— begin EXTRACTED INFORMATION —
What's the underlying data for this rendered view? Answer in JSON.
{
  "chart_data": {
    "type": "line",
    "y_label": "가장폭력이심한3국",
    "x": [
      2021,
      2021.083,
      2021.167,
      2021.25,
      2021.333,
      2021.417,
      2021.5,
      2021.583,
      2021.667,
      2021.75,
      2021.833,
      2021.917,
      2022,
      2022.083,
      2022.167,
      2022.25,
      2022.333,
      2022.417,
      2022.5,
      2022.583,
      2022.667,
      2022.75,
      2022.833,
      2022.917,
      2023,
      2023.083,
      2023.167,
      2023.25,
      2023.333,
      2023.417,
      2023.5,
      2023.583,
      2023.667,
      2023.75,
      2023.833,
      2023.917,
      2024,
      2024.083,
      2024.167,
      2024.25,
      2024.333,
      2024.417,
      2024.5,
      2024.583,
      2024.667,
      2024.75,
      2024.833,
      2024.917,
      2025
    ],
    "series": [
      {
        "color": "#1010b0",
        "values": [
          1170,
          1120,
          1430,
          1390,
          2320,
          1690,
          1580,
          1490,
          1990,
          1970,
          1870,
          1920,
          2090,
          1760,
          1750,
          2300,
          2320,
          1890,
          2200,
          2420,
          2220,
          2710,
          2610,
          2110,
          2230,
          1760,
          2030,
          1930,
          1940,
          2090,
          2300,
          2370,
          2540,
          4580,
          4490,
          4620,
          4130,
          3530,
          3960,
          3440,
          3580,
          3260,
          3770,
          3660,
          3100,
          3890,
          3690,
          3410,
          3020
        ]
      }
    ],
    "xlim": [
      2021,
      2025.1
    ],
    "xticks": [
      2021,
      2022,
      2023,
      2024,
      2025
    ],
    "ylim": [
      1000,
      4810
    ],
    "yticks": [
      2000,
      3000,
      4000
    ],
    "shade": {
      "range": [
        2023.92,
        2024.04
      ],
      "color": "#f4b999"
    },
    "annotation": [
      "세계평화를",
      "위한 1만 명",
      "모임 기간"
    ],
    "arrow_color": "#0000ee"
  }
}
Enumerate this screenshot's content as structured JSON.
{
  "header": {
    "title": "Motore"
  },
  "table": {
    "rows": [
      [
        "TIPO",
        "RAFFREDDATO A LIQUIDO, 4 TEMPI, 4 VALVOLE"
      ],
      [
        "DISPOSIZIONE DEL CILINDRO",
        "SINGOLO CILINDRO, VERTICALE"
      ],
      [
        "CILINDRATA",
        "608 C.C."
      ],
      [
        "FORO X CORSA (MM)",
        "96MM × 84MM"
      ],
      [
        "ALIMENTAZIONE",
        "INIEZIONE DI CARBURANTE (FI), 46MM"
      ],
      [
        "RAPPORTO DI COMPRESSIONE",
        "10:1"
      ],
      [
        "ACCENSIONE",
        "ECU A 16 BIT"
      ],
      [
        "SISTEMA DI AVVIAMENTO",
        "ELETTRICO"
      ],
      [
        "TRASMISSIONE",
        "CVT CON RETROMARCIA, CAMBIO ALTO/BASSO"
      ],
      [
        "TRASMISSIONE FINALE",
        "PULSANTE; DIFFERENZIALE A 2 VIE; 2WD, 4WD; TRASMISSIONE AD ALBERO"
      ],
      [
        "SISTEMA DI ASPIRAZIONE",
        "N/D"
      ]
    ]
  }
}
— end EXTRACTED INFORMATION —
== WHAT TO PRODUCE ==
Collect the lines that hold "TRASMISSIONE".

== IN RESPONSE ==
        "TRASMISSIONE",
        "TRASMISSIONE FINALE",
        "PULSANTE; DIFFERENZIALE A 2 VIE; 2WD, 4WD; TRASMISSIONE AD ALBERO"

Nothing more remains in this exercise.